▸ **What you will do**
Output every entry exactly as written, skipping any pictures.

▸ **Listing**
-- Start --
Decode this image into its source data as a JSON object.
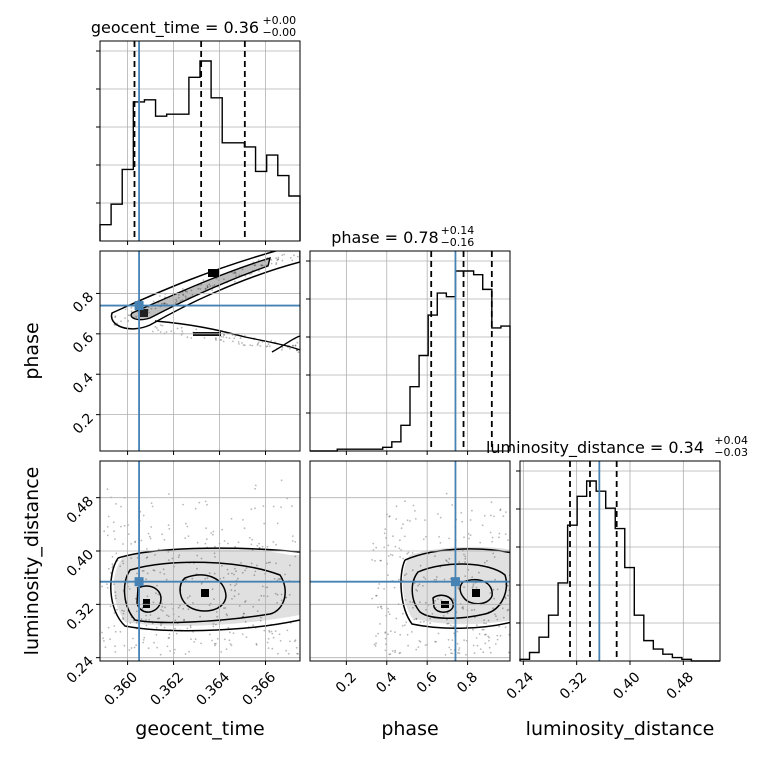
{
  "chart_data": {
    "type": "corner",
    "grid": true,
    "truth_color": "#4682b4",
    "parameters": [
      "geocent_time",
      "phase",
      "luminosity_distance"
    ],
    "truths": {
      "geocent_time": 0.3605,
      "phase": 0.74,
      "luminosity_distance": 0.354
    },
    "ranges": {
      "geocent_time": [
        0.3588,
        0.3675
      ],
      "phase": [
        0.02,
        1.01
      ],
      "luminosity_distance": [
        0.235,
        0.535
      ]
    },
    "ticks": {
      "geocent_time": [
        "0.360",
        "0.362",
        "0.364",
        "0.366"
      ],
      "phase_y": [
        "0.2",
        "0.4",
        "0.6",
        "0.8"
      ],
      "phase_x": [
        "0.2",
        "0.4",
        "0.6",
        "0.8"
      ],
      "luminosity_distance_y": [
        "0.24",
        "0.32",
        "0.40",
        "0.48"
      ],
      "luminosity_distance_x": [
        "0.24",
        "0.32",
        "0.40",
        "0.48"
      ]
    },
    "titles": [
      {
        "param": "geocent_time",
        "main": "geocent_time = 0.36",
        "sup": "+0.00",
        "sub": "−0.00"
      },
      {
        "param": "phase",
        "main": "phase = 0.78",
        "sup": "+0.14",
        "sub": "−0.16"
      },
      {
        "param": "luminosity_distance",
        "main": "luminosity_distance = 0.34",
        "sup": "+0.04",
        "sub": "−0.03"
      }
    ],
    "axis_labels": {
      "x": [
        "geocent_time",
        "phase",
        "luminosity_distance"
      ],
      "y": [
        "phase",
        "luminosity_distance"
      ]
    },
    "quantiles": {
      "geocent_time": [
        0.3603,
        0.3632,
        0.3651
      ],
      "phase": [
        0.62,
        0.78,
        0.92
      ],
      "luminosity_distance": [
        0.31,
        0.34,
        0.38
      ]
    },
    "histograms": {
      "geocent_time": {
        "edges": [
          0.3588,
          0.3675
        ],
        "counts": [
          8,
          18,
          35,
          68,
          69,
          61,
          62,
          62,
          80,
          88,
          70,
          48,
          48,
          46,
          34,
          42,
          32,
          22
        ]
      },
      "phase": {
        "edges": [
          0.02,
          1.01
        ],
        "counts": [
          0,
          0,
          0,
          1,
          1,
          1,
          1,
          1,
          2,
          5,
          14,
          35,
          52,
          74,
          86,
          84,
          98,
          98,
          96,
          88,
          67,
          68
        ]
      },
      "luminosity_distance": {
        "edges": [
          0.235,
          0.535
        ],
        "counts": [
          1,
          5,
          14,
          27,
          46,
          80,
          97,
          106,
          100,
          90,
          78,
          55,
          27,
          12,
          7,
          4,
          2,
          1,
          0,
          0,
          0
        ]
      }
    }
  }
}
-- End --
▸ **Answer in full**
Decode this image into its source data as a JSON object.
{
  "chart_data": {
    "type": "corner",
    "grid": true,
    "truth_color": "#4682b4",
    "parameters": [
      "geocent_time",
      "phase",
      "luminosity_distance"
    ],
    "truths": {
      "geocent_time": 0.3605,
      "phase": 0.74,
      "luminosity_distance": 0.354
    },
    "ranges": {
      "geocent_time": [
        0.3588,
        0.3675
      ],
      "phase": [
        0.02,
        1.01
      ],
      "luminosity_distance": [
        0.235,
        0.535
      ]
    },
    "ticks": {
      "geocent_time": [
        "0.360",
        "0.362",
        "0.364",
        "0.366"
      ],
      "phase_y": [
        "0.2",
        "0.4",
        "0.6",
        "0.8"
      ],
      "phase_x": [
        "0.2",
        "0.4",
        "0.6",
        "0.8"
      ],
      "luminosity_distance_y": [
        "0.24",
        "0.32",
        "0.40",
        "0.48"
      ],
      "luminosity_distance_x": [
        "0.24",
        "0.32",
        "0.40",
        "0.48"
      ]
    },
    "titles": [
      {
        "param": "geocent_time",
        "main": "geocent_time = 0.36",
        "sup": "+0.00",
        "sub": "−0.00"
      },
      {
        "param": "phase",
        "main": "phase = 0.78",
        "sup": "+0.14",
        "sub": "−0.16"
      },
      {
        "param": "luminosity_distance",
        "main": "luminosity_distance = 0.34",
        "sup": "+0.04",
        "sub": "−0.03"
      }
    ],
    "axis_labels": {
      "x": [
        "geocent_time",
        "phase",
        "luminosity_distance"
      ],
      "y": [
        "phase",
        "luminosity_distance"
      ]
    },
    "quantiles": {
      "geocent_time": [
        0.3603,
        0.3632,
        0.3651
      ],
      "phase": [
        0.62,
        0.78,
        0.92
      ],
      "luminosity_distance": [
        0.31,
        0.34,
        0.38
      ]
    },
    "histograms": {
      "geocent_time": {
        "edges": [
          0.3588,
          0.3675
        ],
        "counts": [
          8,
          18,
          35,
          68,
          69,
          61,
          62,
          62,
          80,
          88,
          70,
          48,
          48,
          46,
          34,
          42,
          32,
          22
        ]
      },
      "phase": {
        "edges": [
          0.02,
          1.01
        ],
        "counts": [
          0,
          0,
          0,
          1,
          1,
          1,
          1,
          1,
          2,
          5,
          14,
          35,
          52,
          74,
          86,
          84,
          98,
          98,
          96,
          88,
          67,
          68
        ]
      },
      "luminosity_distance": {
        "edges": [
          0.235,
          0.535
        ],
        "counts": [
          1,
          5,
          14,
          27,
          46,
          80,
          97,
          106,
          100,
          90,
          78,
          55,
          27,
          12,
          7,
          4,
          2,
          1,
          0,
          0,
          0
        ]
      }
    }
  }
}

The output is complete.